**Problem to solve:**
Write each record again exactly as it stands.

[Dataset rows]

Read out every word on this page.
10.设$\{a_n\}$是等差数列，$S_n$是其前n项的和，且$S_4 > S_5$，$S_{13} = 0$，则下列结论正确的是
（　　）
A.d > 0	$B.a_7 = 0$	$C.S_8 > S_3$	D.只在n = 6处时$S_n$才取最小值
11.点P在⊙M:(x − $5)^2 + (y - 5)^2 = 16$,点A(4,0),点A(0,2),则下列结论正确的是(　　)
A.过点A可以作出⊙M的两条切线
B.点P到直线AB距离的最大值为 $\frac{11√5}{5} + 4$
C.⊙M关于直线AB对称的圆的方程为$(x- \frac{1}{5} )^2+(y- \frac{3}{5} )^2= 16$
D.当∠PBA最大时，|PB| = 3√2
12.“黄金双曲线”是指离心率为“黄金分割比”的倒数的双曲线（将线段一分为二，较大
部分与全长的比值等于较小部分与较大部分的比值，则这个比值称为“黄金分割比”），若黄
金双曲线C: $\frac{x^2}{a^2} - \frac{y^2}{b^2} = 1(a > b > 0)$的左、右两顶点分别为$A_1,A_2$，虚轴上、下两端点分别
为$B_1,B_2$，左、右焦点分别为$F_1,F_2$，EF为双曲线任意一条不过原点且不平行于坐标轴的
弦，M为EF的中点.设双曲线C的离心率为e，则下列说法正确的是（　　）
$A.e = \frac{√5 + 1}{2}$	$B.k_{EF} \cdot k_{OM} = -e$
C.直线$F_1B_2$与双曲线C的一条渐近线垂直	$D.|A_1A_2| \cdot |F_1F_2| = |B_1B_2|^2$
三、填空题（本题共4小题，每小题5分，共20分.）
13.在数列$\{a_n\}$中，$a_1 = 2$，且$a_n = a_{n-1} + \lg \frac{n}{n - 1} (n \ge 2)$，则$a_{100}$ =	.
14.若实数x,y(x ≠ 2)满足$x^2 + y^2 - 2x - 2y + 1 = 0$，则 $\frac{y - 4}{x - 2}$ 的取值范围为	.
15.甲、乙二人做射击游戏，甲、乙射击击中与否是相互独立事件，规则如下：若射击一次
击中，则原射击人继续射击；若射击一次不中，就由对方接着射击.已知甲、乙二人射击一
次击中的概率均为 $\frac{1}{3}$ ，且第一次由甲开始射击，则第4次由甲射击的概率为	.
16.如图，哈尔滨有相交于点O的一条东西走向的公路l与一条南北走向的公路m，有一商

**Response to the task:**
Read out every word on this page.
10.设$\{a_n\}$是等差数列，$S_n$是其前n项的和，且$S_4 > S_5$，$S_{13} = 0$，则下列结论正确的是
（　　）
A.d > 0	$B.a_7 = 0$	$C.S_8 > S_3$	D.只在n = 6处时$S_n$才取最小值
11.点P在⊙M:(x − $5)^2 + (y - 5)^2 = 16$,点A(4,0),点A(0,2),则下列结论正确的是(　　)
A.过点A可以作出⊙M的两条切线
B.点P到直线AB距离的最大值为 $\frac{11√5}{5} + 4$
C.⊙M关于直线AB对称的圆的方程为$(x- \frac{1}{5} )^2+(y- \frac{3}{5} )^2= 16$
D.当∠PBA最大时，|PB| = 3√2
12.“黄金双曲线”是指离心率为“黄金分割比”的倒数的双曲线（将线段一分为二，较大
部分与全长的比值等于较小部分与较大部分的比值，则这个比值称为“黄金分割比”），若黄
金双曲线C: $\frac{x^2}{a^2} - \frac{y^2}{b^2} = 1(a > b > 0)$的左、右两顶点分别为$A_1,A_2$，虚轴上、下两端点分别
为$B_1,B_2$，左、右焦点分别为$F_1,F_2$，EF为双曲线任意一条不过原点且不平行于坐标轴的
弦，M为EF的中点.设双曲线C的离心率为e，则下列说法正确的是（　　）
$A.e = \frac{√5 + 1}{2}$	$B.k_{EF} \cdot k_{OM} = -e$
C.直线$F_1B_2$与双曲线C的一条渐近线垂直	$D.|A_1A_2| \cdot |F_1F_2| = |B_1B_2|^2$
三、填空题（本题共4小题，每小题5分，共20分.）
13.在数列$\{a_n\}$中，$a_1 = 2$，且$a_n = a_{n-1} + \lg \frac{n}{n - 1} (n \ge 2)$，则$a_{100}$ =	.
14.若实数x,y(x ≠ 2)满足$x^2 + y^2 - 2x - 2y + 1 = 0$，则 $\frac{y - 4}{x - 2}$ 的取值范围为	.
15.甲、乙二人做射击游戏，甲、乙射击击中与否是相互独立事件，规则如下：若射击一次
击中，则原射击人继续射击；若射击一次不中，就由对方接着射击.已知甲、乙二人射击一
次击中的概率均为 $\frac{1}{3}$ ，且第一次由甲开始射击，则第4次由甲射击的概率为	.
16.如图，哈尔滨有相交于点O的一条东西走向的公路l与一条南北走向的公路m，有一商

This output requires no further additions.